● **TASK**:
Among the entries below, count the lines where the string "n请输入要发送给服务器的信息" occurs, and give only the number.

(Collected data entries)
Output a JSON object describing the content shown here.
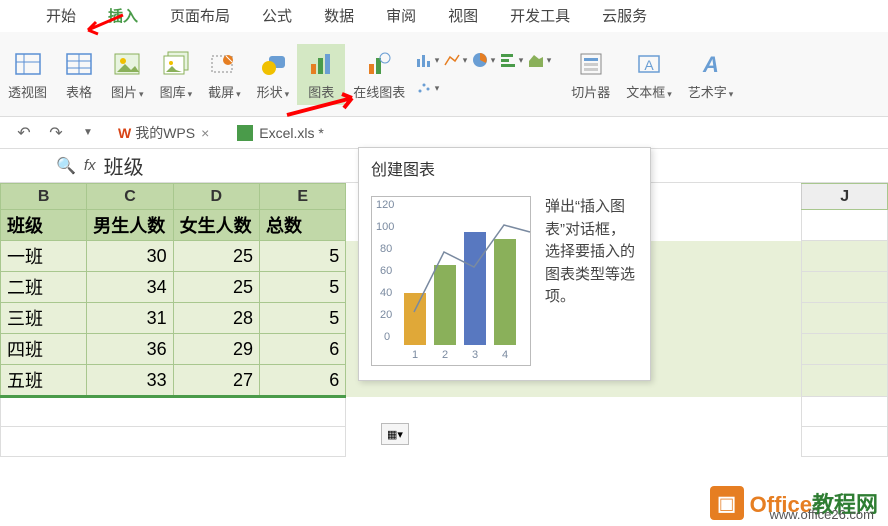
{
  "tabs": {
    "start": "开始",
    "insert": "插入",
    "page_layout": "页面布局",
    "formula": "公式",
    "data": "数据",
    "review": "审阅",
    "view": "视图",
    "dev_tools": "开发工具",
    "cloud": "云服务"
  },
  "ribbon": {
    "pivot_view": "透视图",
    "table": "表格",
    "picture": "图片",
    "gallery": "图库",
    "screenshot": "截屏",
    "shapes": "形状",
    "chart": "图表",
    "online_chart": "在线图表",
    "slicer": "切片器",
    "textbox": "文本框",
    "wordart": "艺术字"
  },
  "doc_tabs": {
    "wps": "我的WPS",
    "file": "Excel.xls *"
  },
  "formula_bar": {
    "fx": "fx",
    "value": "班级"
  },
  "columns": {
    "b": "B",
    "c": "C",
    "d": "D",
    "e": "E",
    "j": "J"
  },
  "headers": {
    "class": "班级",
    "boys": "男生人数",
    "girls": "女生人数",
    "total": "总数"
  },
  "rows": [
    {
      "class": "一班",
      "boys": "30",
      "girls": "25",
      "total": "5"
    },
    {
      "class": "二班",
      "boys": "34",
      "girls": "25",
      "total": "5"
    },
    {
      "class": "三班",
      "boys": "31",
      "girls": "28",
      "total": "5"
    },
    {
      "class": "四班",
      "boys": "36",
      "girls": "29",
      "total": "6"
    },
    {
      "class": "五班",
      "boys": "33",
      "girls": "27",
      "total": "6"
    }
  ],
  "tooltip": {
    "title": "创建图表",
    "text": "弹出“插入图表”对话框，选择要插入的图表类型等选项。"
  },
  "chart_data": {
    "type": "bar",
    "categories": [
      "1",
      "2",
      "3",
      "4"
    ],
    "values": [
      45,
      70,
      98,
      92
    ],
    "line_values": [
      30,
      82,
      70,
      105
    ],
    "ylim": [
      0,
      120
    ],
    "yticks": [
      0,
      20,
      40,
      60,
      80,
      100,
      120
    ]
  },
  "footer": {
    "brand": "Office",
    "brand2": "教程网",
    "url": "www.office26.com"
  }
}
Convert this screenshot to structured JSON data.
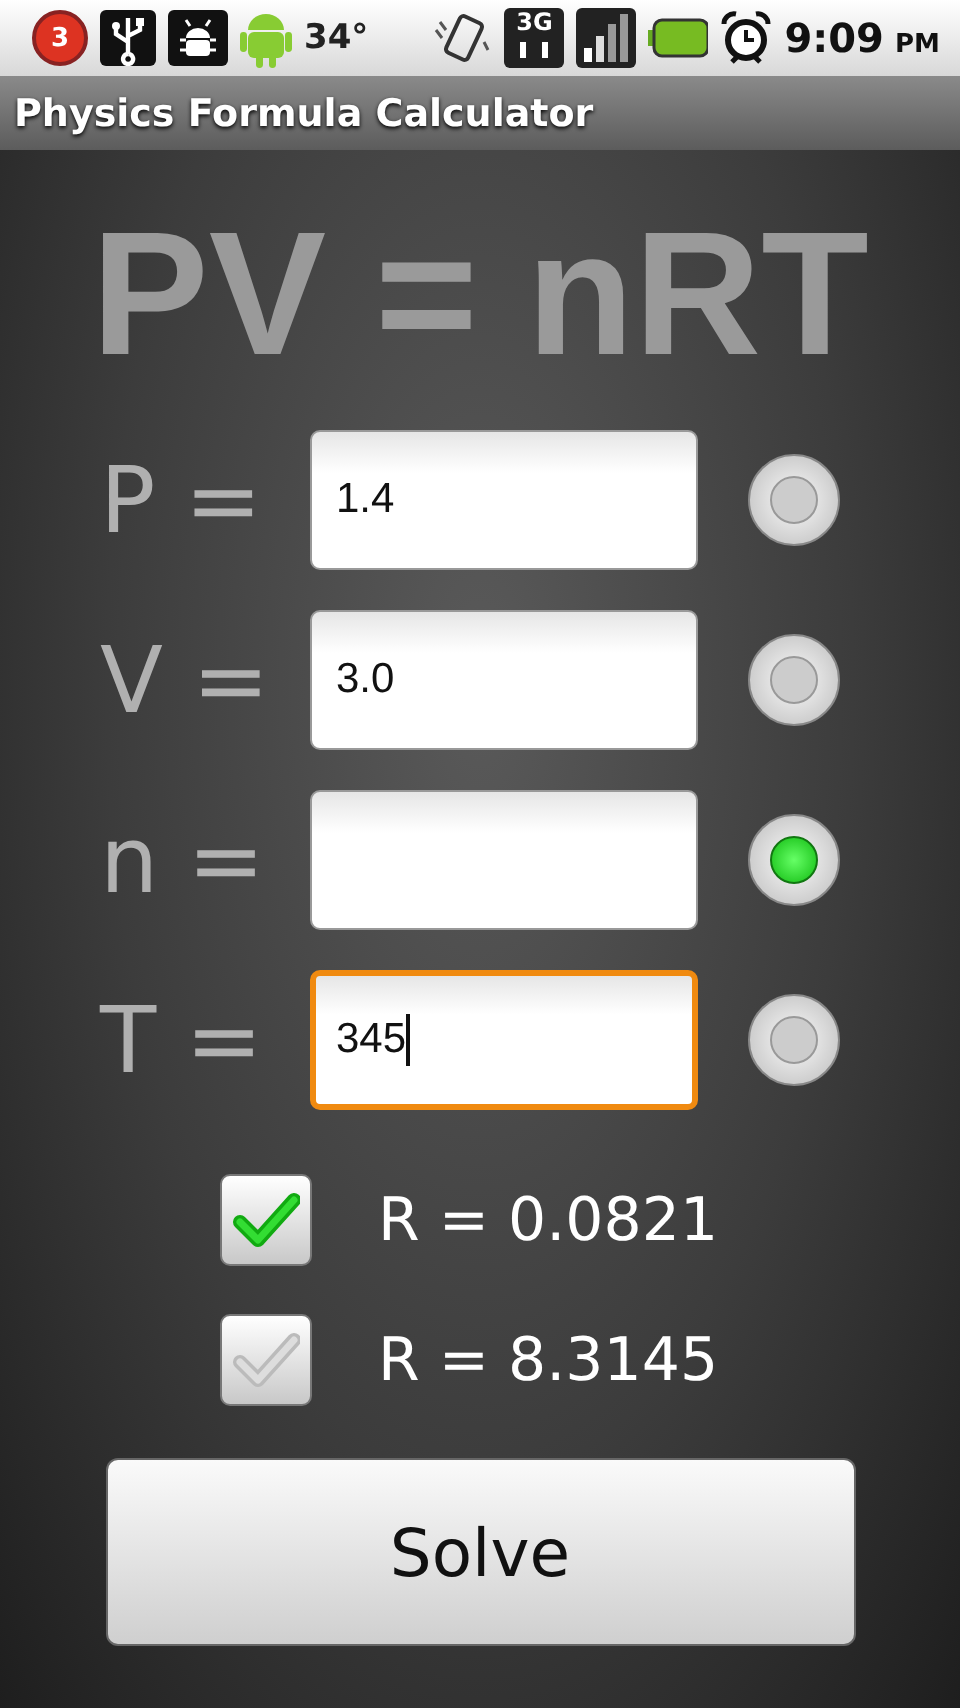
{
  "status_bar": {
    "notification_count": "3",
    "temperature": "34°",
    "network": "3G",
    "time": "9:09",
    "meridiem": "PM"
  },
  "app_bar": {
    "title": "Physics Formula Calculator"
  },
  "formula": "PV = nRT",
  "variables": [
    {
      "label": "P =",
      "value": "1.4",
      "focused": false,
      "selected": false
    },
    {
      "label": "V =",
      "value": "3.0",
      "focused": false,
      "selected": false
    },
    {
      "label": "n =",
      "focused": false,
      "selected": true
    },
    {
      "label": "T =",
      "value": "345",
      "focused": true,
      "selected": false
    }
  ],
  "constants": [
    {
      "label": "R = 0.0821",
      "checked": true
    },
    {
      "label": "R = 8.3145",
      "checked": false
    }
  ],
  "solve_button": "Solve"
}
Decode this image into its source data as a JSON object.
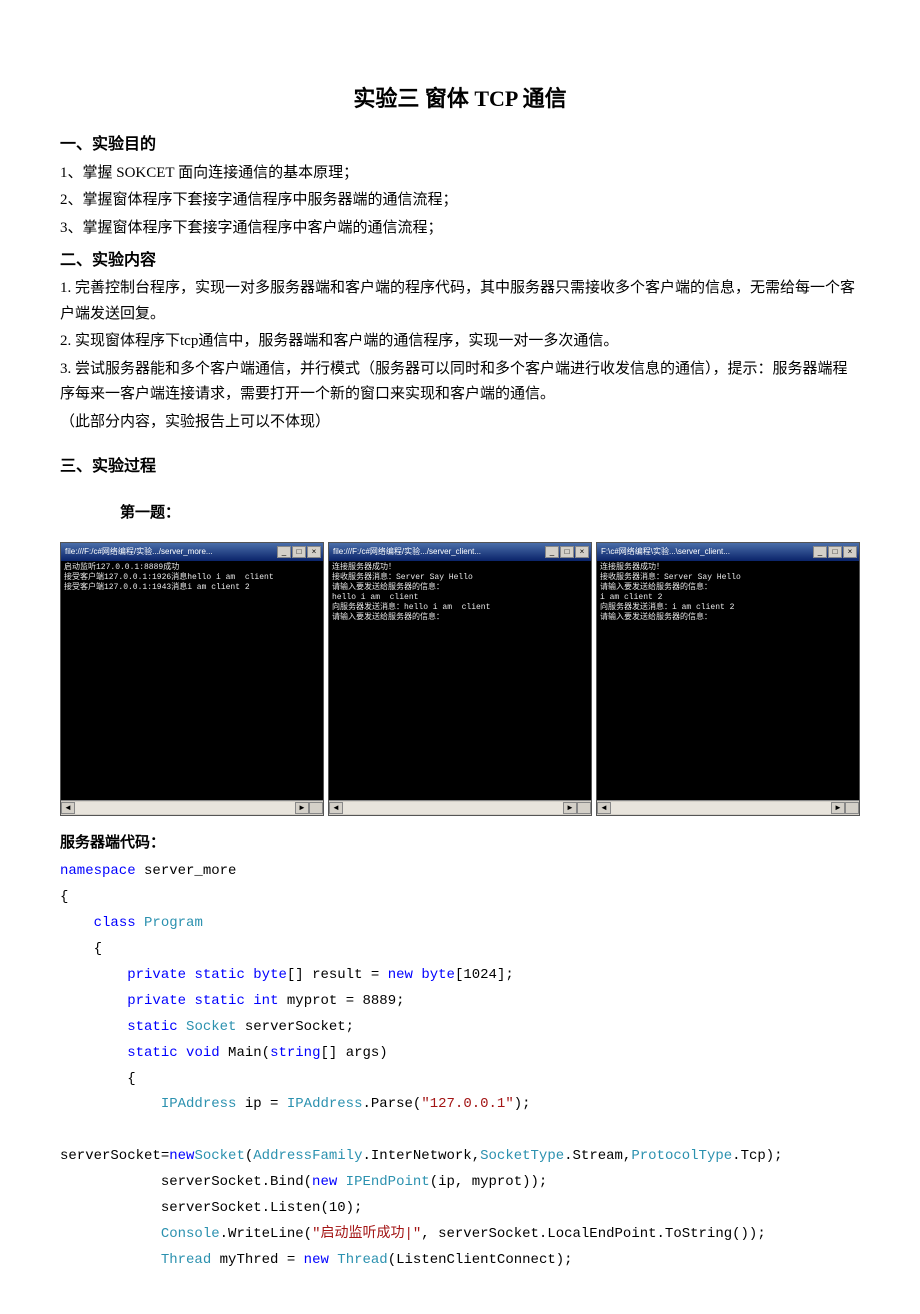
{
  "title": "实验三  窗体 TCP 通信",
  "s1": {
    "heading": "一、实验目的",
    "p1": "1、掌握 SOKCET 面向连接通信的基本原理；",
    "p2": "2、掌握窗体程序下套接字通信程序中服务器端的通信流程；",
    "p3": "3、掌握窗体程序下套接字通信程序中客户端的通信流程；"
  },
  "s2": {
    "heading": "二、实验内容",
    "p1": "1. 完善控制台程序，实现一对多服务器端和客户端的程序代码，其中服务器只需接收多个客户端的信息，无需给每一个客户端发送回复。",
    "p2": "2. 实现窗体程序下tcp通信中，服务器端和客户端的通信程序，实现一对一多次通信。",
    "p3a": "3. 尝试服务器能和多个客户端通信，并行模式（服务器可以同时和多个客户端进行收发信息的通信），提示：服务器端程序每来一客户端连接请求，需要打开一个新的窗口来实现和客户端的通信。",
    "p3b": "（此部分内容，实验报告上可以不体现）"
  },
  "s3": {
    "heading": "三、实验过程",
    "sub1": "第一题："
  },
  "consoles": [
    {
      "title": "file:///F:/c#网络编程/实验.../server_more...",
      "body": "启动监听127.0.0.1:8889成功\n接受客户端127.0.0.1:1926消息hello i am  client\n接受客户端127.0.0.1:1943消息i am client 2"
    },
    {
      "title": "file:///F:/c#网络编程/实验.../server_client...",
      "body": "连接服务器成功！\n接收服务器消息：Server Say Hello\n请输入要发送给服务器的信息：\nhello i am  client\n向服务器发送消息：hello i am  client\n请输入要发送给服务器的信息："
    },
    {
      "title": "F:\\c#网络编程\\实验...\\server_client...",
      "body": "连接服务器成功！\n接收服务器消息：Server Say Hello\n请输入要发送给服务器的信息：\ni am client 2\n向服务器发送消息：i am client 2\n请输入要发送给服务器的信息："
    }
  ],
  "codeHeading": "服务器端代码：",
  "code": {
    "ns": "namespace",
    "nsName": " server_more",
    "brO": "{",
    "class": "class",
    "className": "Program",
    "priv": "private",
    "stat": "static",
    "byte": "byte",
    "resDecl": "[] result = ",
    "new": "new",
    "byteArr": "[1024];",
    "int": "int",
    "myprot": " myprot = 8889;",
    "Socket": "Socket",
    "svSock": " serverSocket;",
    "void": "void",
    "Main": " Main(",
    "string": "string",
    "args": "[] args)",
    "IPAddress": "IPAddress",
    "ipEq": " ip = ",
    "Parse": ".Parse(",
    "ipStr": "\"127.0.0.1\"",
    "close": ");",
    "svAssign": "serverSocket=",
    "newKw": "new",
    "addrFam": "AddressFamily",
    "inter": ".InterNetwork,",
    "sockType": "SocketType",
    "stream": ".Stream,",
    "protoType": "ProtocolType",
    "tcp": ".Tcp);",
    "bind1": "            serverSocket.Bind(",
    "IPEndPoint": "IPEndPoint",
    "bind2": "(ip, myprot));",
    "listen": "            serverSocket.Listen(10);",
    "Console": "Console",
    "wrl1": ".WriteLine(",
    "launchStr": "\"启动监听成功|\"",
    "wrl2": ", serverSocket.LocalEndPoint.ToString());",
    "Thread": "Thread",
    "myThred": " myThred = ",
    "thrCtor": "(ListenClientConnect);"
  }
}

● **THE ANSWER**:
2